#### [ENTRIES SUPPLIED]
- - - -

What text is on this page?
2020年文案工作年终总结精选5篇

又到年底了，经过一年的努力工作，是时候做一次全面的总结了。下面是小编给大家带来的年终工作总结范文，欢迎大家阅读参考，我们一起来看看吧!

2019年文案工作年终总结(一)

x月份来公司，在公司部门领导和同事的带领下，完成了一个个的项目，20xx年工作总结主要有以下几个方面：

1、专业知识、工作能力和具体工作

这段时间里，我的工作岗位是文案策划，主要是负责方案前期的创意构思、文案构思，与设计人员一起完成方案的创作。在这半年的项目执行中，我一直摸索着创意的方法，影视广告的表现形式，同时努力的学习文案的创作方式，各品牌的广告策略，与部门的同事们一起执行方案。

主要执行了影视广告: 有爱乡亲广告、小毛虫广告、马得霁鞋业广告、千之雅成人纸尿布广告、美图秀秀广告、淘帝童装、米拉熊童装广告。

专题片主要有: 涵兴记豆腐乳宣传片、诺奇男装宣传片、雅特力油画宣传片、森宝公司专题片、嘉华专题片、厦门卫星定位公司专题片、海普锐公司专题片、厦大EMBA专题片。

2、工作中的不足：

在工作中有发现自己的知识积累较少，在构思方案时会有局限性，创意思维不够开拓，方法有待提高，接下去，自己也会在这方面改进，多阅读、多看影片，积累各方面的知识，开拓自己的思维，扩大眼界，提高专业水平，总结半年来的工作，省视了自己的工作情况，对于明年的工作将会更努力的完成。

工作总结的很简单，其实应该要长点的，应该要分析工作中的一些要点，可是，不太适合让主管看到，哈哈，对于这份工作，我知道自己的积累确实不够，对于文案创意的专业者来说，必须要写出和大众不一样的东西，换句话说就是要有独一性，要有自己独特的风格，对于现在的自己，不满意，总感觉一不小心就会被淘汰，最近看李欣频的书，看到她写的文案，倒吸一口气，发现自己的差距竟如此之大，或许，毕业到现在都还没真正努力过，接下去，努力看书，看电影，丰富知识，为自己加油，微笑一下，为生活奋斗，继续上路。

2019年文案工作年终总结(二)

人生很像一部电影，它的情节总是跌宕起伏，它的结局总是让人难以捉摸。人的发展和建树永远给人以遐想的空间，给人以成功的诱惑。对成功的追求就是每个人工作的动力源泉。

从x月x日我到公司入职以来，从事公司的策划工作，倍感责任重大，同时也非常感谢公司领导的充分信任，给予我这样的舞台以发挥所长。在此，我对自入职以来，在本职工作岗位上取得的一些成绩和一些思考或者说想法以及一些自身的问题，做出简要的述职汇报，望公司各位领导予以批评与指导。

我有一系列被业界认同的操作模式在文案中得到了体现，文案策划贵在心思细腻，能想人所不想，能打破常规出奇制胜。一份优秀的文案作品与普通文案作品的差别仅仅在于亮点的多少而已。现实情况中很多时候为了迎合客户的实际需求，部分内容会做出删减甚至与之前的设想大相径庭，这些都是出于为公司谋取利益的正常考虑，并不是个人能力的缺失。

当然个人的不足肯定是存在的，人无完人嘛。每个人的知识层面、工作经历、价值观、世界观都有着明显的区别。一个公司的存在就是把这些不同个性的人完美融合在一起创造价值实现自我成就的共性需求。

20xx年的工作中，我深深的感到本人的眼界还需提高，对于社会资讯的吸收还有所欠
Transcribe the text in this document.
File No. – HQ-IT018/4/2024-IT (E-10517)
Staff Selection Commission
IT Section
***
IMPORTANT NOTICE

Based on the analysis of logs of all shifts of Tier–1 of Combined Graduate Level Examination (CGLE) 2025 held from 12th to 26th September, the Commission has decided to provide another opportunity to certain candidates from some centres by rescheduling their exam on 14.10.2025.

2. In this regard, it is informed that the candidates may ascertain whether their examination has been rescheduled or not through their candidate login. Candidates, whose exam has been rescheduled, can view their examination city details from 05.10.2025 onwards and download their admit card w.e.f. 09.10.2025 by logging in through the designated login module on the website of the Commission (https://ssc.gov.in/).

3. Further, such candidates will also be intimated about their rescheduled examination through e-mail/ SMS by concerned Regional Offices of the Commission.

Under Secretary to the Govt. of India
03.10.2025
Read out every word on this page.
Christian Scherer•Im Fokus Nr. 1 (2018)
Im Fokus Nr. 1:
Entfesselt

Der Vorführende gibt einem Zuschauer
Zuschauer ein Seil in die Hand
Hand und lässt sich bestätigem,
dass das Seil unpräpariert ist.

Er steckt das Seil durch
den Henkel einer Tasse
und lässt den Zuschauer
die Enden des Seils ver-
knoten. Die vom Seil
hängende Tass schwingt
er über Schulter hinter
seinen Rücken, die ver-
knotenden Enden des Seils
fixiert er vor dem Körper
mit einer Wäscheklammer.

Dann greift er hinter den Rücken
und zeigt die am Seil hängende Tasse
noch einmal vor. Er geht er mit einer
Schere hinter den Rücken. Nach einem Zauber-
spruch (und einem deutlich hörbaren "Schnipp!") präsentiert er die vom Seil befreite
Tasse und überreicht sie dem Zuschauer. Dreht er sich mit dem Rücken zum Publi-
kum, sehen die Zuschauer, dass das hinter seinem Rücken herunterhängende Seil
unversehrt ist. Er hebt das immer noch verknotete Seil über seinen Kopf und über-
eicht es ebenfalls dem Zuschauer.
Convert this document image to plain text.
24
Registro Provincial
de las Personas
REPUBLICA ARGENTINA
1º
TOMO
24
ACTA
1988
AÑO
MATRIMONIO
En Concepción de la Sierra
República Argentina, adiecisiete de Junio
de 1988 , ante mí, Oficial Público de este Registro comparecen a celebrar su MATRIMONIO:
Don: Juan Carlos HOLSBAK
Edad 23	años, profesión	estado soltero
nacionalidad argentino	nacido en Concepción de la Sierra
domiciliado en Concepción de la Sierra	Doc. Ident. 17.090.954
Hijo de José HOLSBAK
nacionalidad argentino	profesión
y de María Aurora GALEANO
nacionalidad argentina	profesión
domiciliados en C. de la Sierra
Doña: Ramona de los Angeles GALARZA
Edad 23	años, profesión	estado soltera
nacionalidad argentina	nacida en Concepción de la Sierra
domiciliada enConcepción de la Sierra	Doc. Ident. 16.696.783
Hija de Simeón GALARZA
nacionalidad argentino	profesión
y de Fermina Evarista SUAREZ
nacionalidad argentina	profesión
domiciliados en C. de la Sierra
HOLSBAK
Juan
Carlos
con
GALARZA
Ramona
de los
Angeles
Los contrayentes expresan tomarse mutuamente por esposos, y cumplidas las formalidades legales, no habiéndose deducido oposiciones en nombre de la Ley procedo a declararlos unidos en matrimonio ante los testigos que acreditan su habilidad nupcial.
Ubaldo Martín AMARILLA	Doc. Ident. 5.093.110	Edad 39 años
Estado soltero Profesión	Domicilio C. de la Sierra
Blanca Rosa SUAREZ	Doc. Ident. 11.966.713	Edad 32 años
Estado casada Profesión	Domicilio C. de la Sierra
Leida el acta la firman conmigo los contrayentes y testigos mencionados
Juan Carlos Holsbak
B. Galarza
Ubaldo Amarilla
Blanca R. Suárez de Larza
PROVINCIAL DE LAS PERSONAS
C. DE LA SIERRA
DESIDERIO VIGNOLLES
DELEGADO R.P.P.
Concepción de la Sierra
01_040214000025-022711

- - - -

#### [TASK]
Set every line of the listing down word for word.

#### [THE REPLY]
What text is on this page?
2020年文案工作年终总结精选5篇

又到年底了，经过一年的努力工作，是时候做一次全面的总结了。下面是小编给大家带来的年终工作总结范文，欢迎大家阅读参考，我们一起来看看吧!

2019年文案工作年终总结(一)

x月份来公司，在公司部门领导和同事的带领下，完成了一个个的项目，20xx年工作总结主要有以下几个方面：

1、专业知识、工作能力和具体工作

这段时间里，我的工作岗位是文案策划，主要是负责方案前期的创意构思、文案构思，与设计人员一起完成方案的创作。在这半年的项目执行中，我一直摸索着创意的方法，影视广告的表现形式，同时努力的学习文案的创作方式，各品牌的广告策略，与部门的同事们一起执行方案。

主要执行了影视广告: 有爱乡亲广告、小毛虫广告、马得霁鞋业广告、千之雅成人纸尿布广告、美图秀秀广告、淘帝童装、米拉熊童装广告。

专题片主要有: 涵兴记豆腐乳宣传片、诺奇男装宣传片、雅特力油画宣传片、森宝公司专题片、嘉华专题片、厦门卫星定位公司专题片、海普锐公司专题片、厦大EMBA专题片。

2、工作中的不足：

在工作中有发现自己的知识积累较少，在构思方案时会有局限性，创意思维不够开拓，方法有待提高，接下去，自己也会在这方面改进，多阅读、多看影片，积累各方面的知识，开拓自己的思维，扩大眼界，提高专业水平，总结半年来的工作，省视了自己的工作情况，对于明年的工作将会更努力的完成。

工作总结的很简单，其实应该要长点的，应该要分析工作中的一些要点，可是，不太适合让主管看到，哈哈，对于这份工作，我知道自己的积累确实不够，对于文案创意的专业者来说，必须要写出和大众不一样的东西，换句话说就是要有独一性，要有自己独特的风格，对于现在的自己，不满意，总感觉一不小心就会被淘汰，最近看李欣频的书，看到她写的文案，倒吸一口气，发现自己的差距竟如此之大，或许，毕业到现在都还没真正努力过，接下去，努力看书，看电影，丰富知识，为自己加油，微笑一下，为生活奋斗，继续上路。

2019年文案工作年终总结(二)

人生很像一部电影，它的情节总是跌宕起伏，它的结局总是让人难以捉摸。人的发展和建树永远给人以遐想的空间，给人以成功的诱惑。对成功的追求就是每个人工作的动力源泉。

从x月x日我到公司入职以来，从事公司的策划工作，倍感责任重大，同时也非常感谢公司领导的充分信任，给予我这样的舞台以发挥所长。在此，我对自入职以来，在本职工作岗位上取得的一些成绩和一些思考或者说想法以及一些自身的问题，做出简要的述职汇报，望公司各位领导予以批评与指导。

我有一系列被业界认同的操作模式在文案中得到了体现，文案策划贵在心思细腻，能想人所不想，能打破常规出奇制胜。一份优秀的文案作品与普通文案作品的差别仅仅在于亮点的多少而已。现实情况中很多时候为了迎合客户的实际需求，部分内容会做出删减甚至与之前的设想大相径庭，这些都是出于为公司谋取利益的正常考虑，并不是个人能力的缺失。

当然个人的不足肯定是存在的，人无完人嘛。每个人的知识层面、工作经历、价值观、世界观都有着明显的区别。一个公司的存在就是把这些不同个性的人完美融合在一起创造价值实现自我成就的共性需求。

20xx年的工作中，我深深的感到本人的眼界还需提高，对于社会资讯的吸收还有所欠
Transcribe the text in this document.
File No. – HQ-IT018/4/2024-IT (E-10517)
Staff Selection Commission
IT Section
***
IMPORTANT NOTICE

Based on the analysis of logs of all shifts of Tier–1 of Combined Graduate Level Examination (CGLE) 2025 held from 12th to 26th September, the Commission has decided to provide another opportunity to certain candidates from some centres by rescheduling their exam on 14.10.2025.

2. In this regard, it is informed that the candidates may ascertain whether their examination has been rescheduled or not through their candidate login. Candidates, whose exam has been rescheduled, can view their examination city details from 05.10.2025 onwards and download their admit card w.e.f. 09.10.2025 by logging in through the designated login module on the website of the Commission (https://ssc.gov.in/).

3. Further, such candidates will also be intimated about their rescheduled examination through e-mail/ SMS by concerned Regional Offices of the Commission.

Under Secretary to the Govt. of India
03.10.2025
Read out every word on this page.
Christian Scherer•Im Fokus Nr. 1 (2018)
Im Fokus Nr. 1:
Entfesselt

Der Vorführende gibt einem Zuschauer
Zuschauer ein Seil in die Hand
Hand und lässt sich bestätigem,
dass das Seil unpräpariert ist.

Er steckt das Seil durch
den Henkel einer Tasse
und lässt den Zuschauer
die Enden des Seils ver-
knoten. Die vom Seil
hängende Tass schwingt
er über Schulter hinter
seinen Rücken, die ver-
knotenden Enden des Seils
fixiert er vor dem Körper
mit einer Wäscheklammer.

Dann greift er hinter den Rücken
und zeigt die am Seil hängende Tasse
noch einmal vor. Er geht er mit einer
Schere hinter den Rücken. Nach einem Zauber-
spruch (und einem deutlich hörbaren "Schnipp!") präsentiert er die vom Seil befreite
Tasse und überreicht sie dem Zuschauer. Dreht er sich mit dem Rücken zum Publi-
kum, sehen die Zuschauer, dass das hinter seinem Rücken herunterhängende Seil
unversehrt ist. Er hebt das immer noch verknotete Seil über seinen Kopf und über-
eicht es ebenfalls dem Zuschauer.
Convert this document image to plain text.
24
Registro Provincial
de las Personas
REPUBLICA ARGENTINA
1º
TOMO
24
ACTA
1988
AÑO
MATRIMONIO
En Concepción de la Sierra
República Argentina, adiecisiete de Junio
de 1988 , ante mí, Oficial Público de este Registro comparecen a celebrar su MATRIMONIO:
Don: Juan Carlos HOLSBAK
Edad 23	años, profesión	estado soltero
nacionalidad argentino	nacido en Concepción de la Sierra
domiciliado en Concepción de la Sierra	Doc. Ident. 17.090.954
Hijo de José HOLSBAK
nacionalidad argentino	profesión
y de María Aurora GALEANO
nacionalidad argentina	profesión
domiciliados en C. de la Sierra
Doña: Ramona de los Angeles GALARZA
Edad 23	años, profesión	estado soltera
nacionalidad argentina	nacida en Concepción de la Sierra
domiciliada enConcepción de la Sierra	Doc. Ident. 16.696.783
Hija de Simeón GALARZA
nacionalidad argentino	profesión
y de Fermina Evarista SUAREZ
nacionalidad argentina	profesión
domiciliados en C. de la Sierra
HOLSBAK
Juan
Carlos
con
GALARZA
Ramona
de los
Angeles
Los contrayentes expresan tomarse mutuamente por esposos, y cumplidas las formalidades legales, no habiéndose deducido oposiciones en nombre de la Ley procedo a declararlos unidos en matrimonio ante los testigos que acreditan su habilidad nupcial.
Ubaldo Martín AMARILLA	Doc. Ident. 5.093.110	Edad 39 años
Estado soltero Profesión	Domicilio C. de la Sierra
Blanca Rosa SUAREZ	Doc. Ident. 11.966.713	Edad 32 años
Estado casada Profesión	Domicilio C. de la Sierra
Leida el acta la firman conmigo los contrayentes y testigos mencionados
Juan Carlos Holsbak
B. Galarza
Ubaldo Amarilla
Blanca R. Suárez de Larza
PROVINCIAL DE LAS PERSONAS
C. DE LA SIERRA
DESIDERIO VIGNOLLES
DELEGADO R.P.P.
Concepción de la Sierra
01_040214000025-022711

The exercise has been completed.